Copy the data from the line that contains "Detect and localize" through the line that contains "hodo-ring-label: 80 <box>966", replacing "hodo-height-marker" with "hodo-height-tag" and leaving all else unchanged.

== Entries ==
• • • • • • •

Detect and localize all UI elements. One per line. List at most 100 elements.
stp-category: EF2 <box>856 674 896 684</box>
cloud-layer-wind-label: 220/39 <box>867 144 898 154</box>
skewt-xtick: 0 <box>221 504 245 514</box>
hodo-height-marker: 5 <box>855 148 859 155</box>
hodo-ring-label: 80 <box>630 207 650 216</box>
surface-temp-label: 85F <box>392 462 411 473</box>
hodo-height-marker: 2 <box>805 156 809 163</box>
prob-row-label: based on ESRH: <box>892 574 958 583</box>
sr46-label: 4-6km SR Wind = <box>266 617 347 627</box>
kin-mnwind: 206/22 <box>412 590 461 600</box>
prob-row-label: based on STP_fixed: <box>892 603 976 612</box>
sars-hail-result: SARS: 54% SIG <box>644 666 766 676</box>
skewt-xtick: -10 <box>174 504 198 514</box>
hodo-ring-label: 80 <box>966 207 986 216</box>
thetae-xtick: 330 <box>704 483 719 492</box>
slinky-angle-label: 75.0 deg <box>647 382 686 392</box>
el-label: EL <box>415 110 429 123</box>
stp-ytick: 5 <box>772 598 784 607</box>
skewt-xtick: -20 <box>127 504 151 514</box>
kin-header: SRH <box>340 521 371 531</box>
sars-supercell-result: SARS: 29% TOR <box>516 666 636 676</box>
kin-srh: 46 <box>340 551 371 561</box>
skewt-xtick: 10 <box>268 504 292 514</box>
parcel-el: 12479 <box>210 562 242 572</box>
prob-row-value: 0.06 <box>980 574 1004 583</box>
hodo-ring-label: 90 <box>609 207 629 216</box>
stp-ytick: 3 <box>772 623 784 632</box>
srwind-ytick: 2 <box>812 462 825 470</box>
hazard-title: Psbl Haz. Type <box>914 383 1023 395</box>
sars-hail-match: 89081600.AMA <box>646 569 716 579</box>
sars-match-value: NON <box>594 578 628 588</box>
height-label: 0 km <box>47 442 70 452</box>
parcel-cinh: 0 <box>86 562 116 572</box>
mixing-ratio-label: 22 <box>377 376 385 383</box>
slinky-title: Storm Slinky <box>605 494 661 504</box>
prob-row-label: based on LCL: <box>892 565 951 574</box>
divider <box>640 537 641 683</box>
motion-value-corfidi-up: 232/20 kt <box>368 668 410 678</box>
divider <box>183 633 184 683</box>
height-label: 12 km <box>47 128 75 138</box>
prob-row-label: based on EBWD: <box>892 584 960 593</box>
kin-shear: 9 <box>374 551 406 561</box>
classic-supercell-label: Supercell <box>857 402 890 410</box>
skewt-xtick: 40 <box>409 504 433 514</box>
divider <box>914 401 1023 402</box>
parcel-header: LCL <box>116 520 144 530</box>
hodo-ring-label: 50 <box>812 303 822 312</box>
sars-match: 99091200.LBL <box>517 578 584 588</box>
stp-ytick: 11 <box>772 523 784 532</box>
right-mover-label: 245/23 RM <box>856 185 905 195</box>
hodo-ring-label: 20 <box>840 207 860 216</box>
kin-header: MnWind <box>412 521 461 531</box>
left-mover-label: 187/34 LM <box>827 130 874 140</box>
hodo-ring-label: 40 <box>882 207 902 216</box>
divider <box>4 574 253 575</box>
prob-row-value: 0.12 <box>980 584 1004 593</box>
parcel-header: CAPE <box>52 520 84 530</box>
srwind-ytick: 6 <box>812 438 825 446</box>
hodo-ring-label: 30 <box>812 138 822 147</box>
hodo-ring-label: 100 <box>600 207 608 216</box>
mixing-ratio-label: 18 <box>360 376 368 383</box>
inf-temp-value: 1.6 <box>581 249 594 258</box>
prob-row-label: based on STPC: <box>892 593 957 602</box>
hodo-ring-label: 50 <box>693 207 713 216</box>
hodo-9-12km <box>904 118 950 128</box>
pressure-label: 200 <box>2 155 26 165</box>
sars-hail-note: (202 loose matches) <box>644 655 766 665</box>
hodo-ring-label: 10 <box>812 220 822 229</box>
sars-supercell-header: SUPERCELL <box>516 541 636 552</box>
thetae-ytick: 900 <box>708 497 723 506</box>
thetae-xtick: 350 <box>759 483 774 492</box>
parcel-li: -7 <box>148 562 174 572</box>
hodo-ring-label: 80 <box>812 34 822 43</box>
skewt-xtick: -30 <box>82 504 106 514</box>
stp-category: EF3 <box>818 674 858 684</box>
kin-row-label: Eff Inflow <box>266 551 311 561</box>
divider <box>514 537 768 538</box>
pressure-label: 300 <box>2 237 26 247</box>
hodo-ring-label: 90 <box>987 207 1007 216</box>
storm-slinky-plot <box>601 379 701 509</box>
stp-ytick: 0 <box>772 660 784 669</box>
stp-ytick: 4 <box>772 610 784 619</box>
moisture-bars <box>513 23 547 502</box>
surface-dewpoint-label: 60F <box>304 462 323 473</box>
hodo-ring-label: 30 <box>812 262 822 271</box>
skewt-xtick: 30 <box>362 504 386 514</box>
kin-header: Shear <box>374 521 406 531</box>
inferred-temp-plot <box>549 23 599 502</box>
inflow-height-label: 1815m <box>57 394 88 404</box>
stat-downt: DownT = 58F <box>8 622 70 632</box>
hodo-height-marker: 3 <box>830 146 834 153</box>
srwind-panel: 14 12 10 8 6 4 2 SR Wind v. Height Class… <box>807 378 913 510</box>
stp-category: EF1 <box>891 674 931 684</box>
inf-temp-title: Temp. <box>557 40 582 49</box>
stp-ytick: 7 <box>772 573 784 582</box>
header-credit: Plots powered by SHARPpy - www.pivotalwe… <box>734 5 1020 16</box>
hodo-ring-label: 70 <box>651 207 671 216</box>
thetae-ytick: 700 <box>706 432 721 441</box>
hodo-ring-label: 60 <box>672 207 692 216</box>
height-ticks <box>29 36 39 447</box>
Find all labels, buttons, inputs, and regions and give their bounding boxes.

• • • • • • •

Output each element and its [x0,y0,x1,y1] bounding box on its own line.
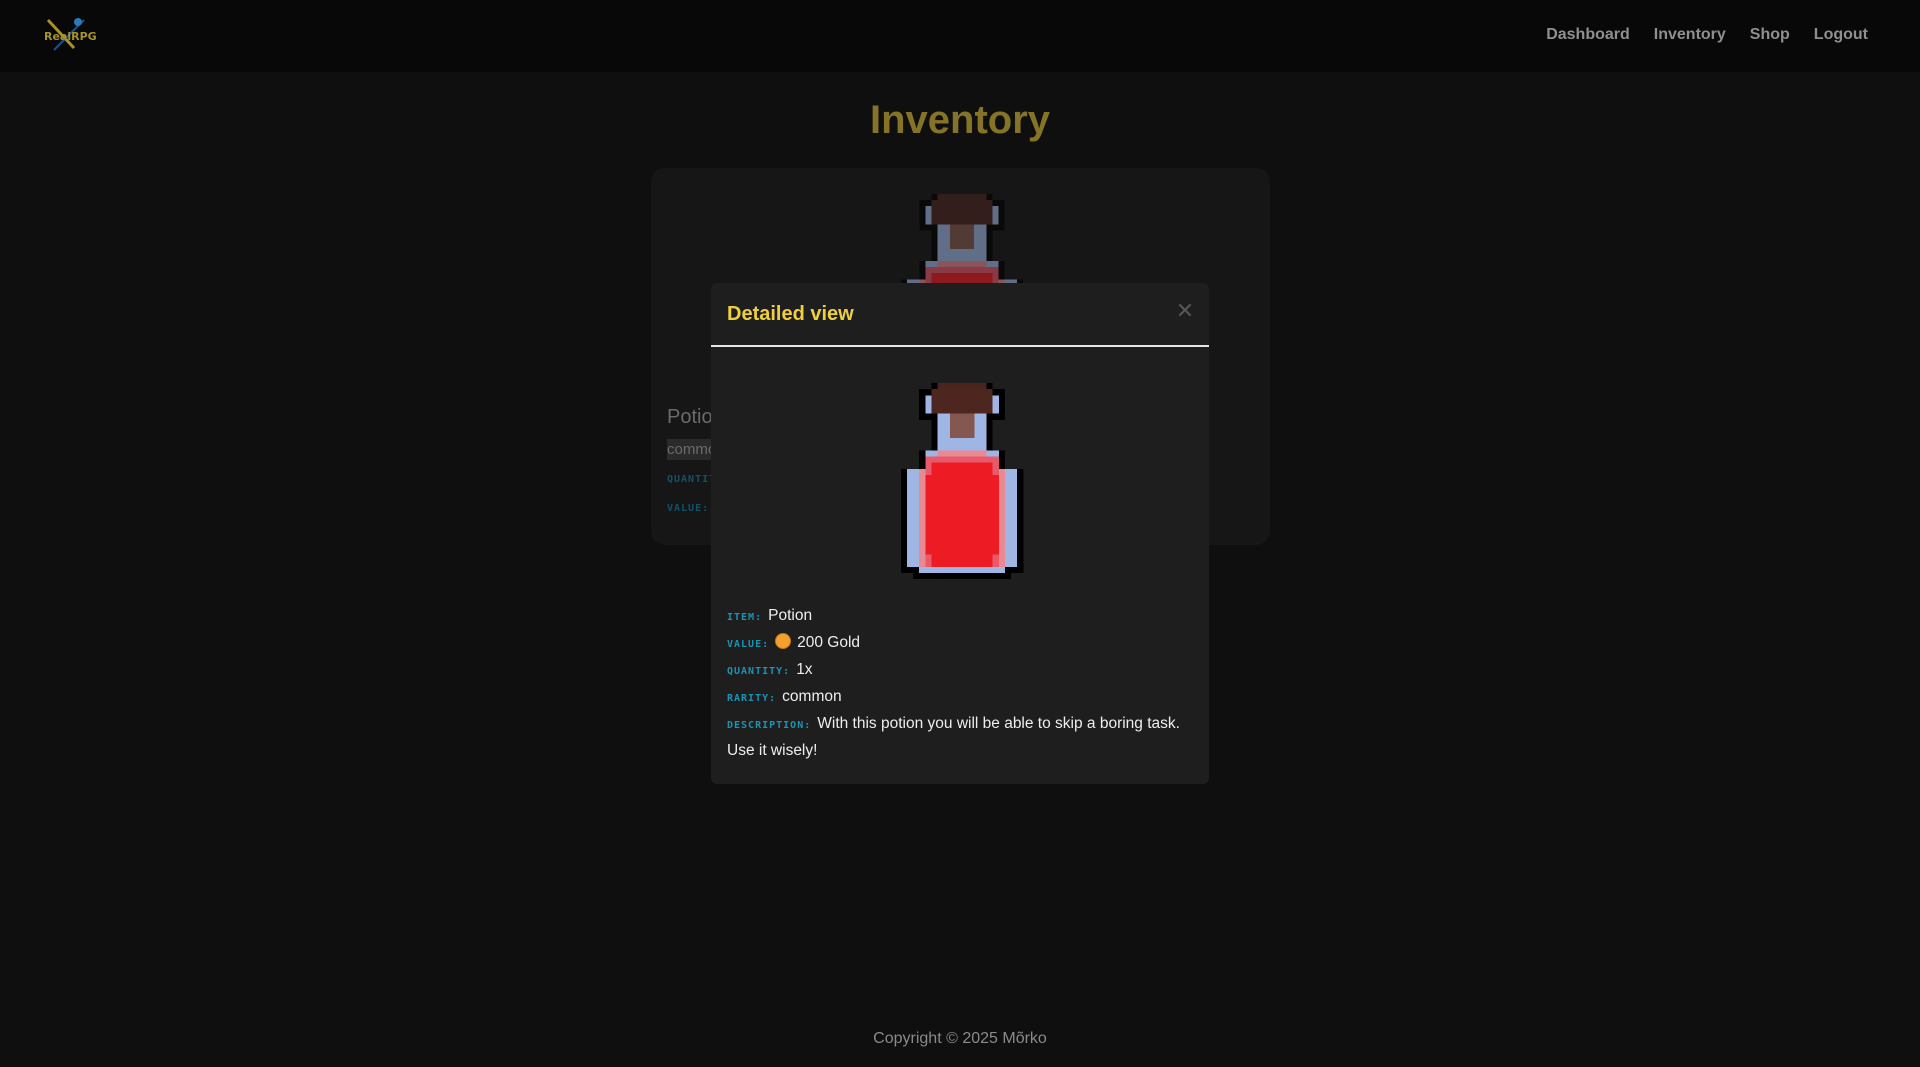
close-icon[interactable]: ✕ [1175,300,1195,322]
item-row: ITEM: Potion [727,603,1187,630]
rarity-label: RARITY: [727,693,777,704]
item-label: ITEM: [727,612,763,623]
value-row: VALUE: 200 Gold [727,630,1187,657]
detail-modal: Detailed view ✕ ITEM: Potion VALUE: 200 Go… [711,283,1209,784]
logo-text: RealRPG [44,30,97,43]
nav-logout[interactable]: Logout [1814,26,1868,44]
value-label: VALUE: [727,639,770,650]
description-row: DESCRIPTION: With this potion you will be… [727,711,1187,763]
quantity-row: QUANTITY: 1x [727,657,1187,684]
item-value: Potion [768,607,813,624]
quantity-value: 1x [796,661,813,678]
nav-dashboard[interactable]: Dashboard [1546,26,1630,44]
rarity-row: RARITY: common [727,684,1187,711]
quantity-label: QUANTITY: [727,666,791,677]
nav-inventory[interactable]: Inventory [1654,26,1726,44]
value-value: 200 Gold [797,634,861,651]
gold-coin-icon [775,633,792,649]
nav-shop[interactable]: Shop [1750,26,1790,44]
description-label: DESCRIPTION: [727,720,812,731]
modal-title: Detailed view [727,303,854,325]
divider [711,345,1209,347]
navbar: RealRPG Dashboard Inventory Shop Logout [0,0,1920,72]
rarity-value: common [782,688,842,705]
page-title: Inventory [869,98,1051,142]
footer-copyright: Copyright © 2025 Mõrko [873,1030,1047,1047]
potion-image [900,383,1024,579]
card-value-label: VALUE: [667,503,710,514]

• • • • • • •

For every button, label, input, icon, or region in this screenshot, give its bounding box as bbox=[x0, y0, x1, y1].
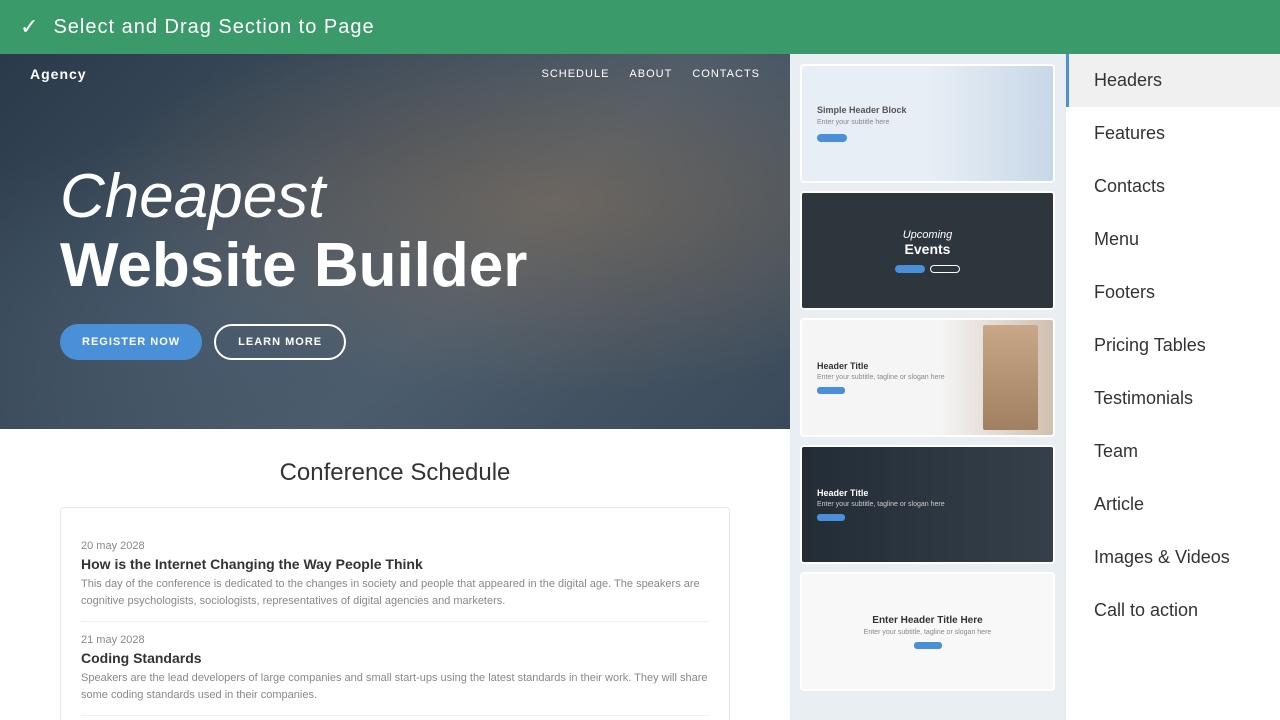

• • • • • • •

== Solution for this task ==
Detect and localize all UI elements. One per line. List at most 100 elements.
stp-category: EF2 <box>856 674 896 684</box>
cloud-layer-wind-label: 220/39 <box>867 144 898 154</box>
skewt-xtick: 0 <box>221 504 245 514</box>
hodo-height-tag: 5 <box>855 148 859 155</box>
hodo-ring-label: 80 <box>630 207 650 216</box>
surface-temp-label: 85F <box>392 462 411 473</box>
hodo-height-tag: 2 <box>805 156 809 163</box>
prob-row-label: based on ESRH: <box>892 574 958 583</box>
sr46-label: 4-6km SR Wind = <box>266 617 347 627</box>
kin-mnwind: 206/22 <box>412 590 461 600</box>
prob-row-label: based on STP_fixed: <box>892 603 976 612</box>
sars-hail-result: SARS: 54% SIG <box>644 666 766 676</box>
skewt-xtick: -10 <box>174 504 198 514</box>
hodo-ring-label: 80 <box>966 207 986 216</box>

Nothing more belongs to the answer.